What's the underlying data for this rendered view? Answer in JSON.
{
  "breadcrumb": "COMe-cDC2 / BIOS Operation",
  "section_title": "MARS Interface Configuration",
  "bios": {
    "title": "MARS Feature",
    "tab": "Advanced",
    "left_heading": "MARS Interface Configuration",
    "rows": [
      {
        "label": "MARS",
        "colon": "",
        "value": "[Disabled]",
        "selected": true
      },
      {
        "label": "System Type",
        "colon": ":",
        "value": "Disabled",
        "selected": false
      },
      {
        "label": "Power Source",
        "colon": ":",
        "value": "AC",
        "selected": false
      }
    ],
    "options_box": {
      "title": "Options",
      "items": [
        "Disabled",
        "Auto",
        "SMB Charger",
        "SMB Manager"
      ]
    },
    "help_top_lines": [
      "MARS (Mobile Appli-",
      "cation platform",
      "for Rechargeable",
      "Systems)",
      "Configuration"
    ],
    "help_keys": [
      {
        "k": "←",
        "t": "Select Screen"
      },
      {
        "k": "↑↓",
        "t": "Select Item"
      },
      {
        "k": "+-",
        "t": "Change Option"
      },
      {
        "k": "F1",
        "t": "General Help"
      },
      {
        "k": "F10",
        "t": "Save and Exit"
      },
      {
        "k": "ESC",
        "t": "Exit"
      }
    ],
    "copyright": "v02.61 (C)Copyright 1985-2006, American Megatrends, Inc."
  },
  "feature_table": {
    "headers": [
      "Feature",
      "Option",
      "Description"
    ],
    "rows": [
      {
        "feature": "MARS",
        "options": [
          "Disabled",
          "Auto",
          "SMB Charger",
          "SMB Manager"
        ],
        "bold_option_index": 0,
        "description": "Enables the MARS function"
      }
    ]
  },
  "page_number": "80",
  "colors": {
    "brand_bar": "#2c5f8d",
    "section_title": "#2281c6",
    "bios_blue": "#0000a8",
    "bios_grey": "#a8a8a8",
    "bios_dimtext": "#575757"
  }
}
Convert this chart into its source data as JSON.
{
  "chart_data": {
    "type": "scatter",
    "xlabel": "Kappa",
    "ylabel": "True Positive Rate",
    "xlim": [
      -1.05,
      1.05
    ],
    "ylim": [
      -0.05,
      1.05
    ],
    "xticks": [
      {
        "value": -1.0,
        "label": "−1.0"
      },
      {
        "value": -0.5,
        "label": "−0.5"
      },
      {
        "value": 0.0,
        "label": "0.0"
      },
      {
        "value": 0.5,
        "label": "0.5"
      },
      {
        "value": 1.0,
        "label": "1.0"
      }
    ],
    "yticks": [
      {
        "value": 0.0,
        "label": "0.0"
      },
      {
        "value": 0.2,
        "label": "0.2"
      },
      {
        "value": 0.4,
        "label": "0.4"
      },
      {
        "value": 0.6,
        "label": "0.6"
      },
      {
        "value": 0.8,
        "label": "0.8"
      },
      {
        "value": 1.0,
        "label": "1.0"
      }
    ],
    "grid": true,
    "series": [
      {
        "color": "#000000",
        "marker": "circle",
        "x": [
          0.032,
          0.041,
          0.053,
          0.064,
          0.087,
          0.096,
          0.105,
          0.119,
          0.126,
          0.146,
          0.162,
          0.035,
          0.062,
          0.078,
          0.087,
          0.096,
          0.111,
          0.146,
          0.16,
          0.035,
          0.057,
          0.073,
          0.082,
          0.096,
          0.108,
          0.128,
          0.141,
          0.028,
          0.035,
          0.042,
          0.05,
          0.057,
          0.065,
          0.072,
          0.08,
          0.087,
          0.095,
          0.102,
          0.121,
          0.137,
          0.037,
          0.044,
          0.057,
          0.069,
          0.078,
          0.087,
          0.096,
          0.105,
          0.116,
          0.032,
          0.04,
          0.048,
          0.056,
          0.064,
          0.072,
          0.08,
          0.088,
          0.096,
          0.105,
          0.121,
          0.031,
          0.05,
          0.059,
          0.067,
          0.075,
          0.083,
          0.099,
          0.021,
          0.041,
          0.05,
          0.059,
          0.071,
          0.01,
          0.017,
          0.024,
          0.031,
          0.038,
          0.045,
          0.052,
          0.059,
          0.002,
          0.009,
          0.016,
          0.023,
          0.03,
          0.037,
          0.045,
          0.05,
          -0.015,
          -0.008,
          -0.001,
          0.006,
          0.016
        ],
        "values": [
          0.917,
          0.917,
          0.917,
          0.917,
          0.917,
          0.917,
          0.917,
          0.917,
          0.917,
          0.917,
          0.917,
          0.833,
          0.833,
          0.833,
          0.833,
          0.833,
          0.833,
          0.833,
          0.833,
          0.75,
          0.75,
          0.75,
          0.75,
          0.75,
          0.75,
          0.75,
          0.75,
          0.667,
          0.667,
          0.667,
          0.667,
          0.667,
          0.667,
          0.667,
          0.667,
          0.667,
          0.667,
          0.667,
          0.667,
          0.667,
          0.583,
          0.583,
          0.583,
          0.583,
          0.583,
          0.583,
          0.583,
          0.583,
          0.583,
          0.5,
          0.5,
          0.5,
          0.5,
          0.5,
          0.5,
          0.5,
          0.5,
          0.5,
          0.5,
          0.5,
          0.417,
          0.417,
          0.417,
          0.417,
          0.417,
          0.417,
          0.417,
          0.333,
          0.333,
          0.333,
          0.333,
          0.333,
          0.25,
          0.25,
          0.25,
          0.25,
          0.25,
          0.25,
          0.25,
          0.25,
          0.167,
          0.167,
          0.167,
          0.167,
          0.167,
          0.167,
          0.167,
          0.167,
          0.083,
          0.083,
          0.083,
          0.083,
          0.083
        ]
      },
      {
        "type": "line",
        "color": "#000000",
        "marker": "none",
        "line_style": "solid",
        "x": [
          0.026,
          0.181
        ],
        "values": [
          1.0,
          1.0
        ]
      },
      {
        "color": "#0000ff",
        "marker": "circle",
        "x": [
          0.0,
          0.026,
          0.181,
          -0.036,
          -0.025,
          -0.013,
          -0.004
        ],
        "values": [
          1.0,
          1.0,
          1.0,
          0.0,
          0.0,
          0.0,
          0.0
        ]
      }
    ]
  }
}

--------------------------------

_Exercise_
Copy out each line of the listing that holds "this".

_Answer below_
What's the underlying data for this rendered view? Answer in JSON.
Convert this chart into its source data as JSON.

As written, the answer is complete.